____ RECORDS FOR THIS TASK

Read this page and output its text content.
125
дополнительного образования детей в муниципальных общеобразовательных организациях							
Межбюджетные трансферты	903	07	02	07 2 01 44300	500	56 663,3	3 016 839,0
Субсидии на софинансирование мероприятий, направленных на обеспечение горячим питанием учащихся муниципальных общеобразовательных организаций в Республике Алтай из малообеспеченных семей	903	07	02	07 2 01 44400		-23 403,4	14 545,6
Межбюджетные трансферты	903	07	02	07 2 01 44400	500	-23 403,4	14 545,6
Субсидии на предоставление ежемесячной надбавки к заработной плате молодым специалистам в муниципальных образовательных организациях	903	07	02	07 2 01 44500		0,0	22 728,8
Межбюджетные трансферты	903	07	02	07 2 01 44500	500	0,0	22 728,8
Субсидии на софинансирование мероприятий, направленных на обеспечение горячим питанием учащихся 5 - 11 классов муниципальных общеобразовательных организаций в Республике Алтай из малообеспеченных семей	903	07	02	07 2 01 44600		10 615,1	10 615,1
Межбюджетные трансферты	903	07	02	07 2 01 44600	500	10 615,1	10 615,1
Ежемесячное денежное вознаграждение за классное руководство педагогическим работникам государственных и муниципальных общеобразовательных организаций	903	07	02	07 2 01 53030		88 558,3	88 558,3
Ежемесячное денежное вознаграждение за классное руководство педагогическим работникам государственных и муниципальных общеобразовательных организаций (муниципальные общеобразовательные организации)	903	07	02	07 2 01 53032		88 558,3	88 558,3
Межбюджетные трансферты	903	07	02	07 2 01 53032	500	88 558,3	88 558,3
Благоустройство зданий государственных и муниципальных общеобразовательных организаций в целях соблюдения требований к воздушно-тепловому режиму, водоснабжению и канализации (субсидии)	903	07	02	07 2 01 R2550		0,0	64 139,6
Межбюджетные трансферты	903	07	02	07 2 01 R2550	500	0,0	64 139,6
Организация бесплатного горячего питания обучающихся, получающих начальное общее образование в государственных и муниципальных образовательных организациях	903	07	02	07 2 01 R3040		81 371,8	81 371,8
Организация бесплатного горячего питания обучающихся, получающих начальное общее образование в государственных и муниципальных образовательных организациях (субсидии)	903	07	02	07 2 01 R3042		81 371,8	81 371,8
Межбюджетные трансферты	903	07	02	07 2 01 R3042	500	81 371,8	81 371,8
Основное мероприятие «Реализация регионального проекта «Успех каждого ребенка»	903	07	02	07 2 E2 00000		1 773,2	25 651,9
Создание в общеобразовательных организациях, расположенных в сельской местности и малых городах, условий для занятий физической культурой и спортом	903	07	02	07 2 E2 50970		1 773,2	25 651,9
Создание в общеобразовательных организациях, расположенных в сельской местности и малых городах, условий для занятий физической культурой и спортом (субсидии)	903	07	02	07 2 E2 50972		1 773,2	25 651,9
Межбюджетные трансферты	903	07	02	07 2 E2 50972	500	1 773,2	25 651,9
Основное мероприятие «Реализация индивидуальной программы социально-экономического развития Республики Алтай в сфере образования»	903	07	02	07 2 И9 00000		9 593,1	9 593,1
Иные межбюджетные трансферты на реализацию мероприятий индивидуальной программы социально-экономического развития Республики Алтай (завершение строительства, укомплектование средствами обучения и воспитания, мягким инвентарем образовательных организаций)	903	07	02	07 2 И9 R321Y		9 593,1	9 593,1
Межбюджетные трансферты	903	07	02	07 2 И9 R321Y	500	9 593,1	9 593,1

________

▶ _TASK PROMPT_:
Give only the number of lines in the records that include the word "местности".

▶ _RESPONSE_:
2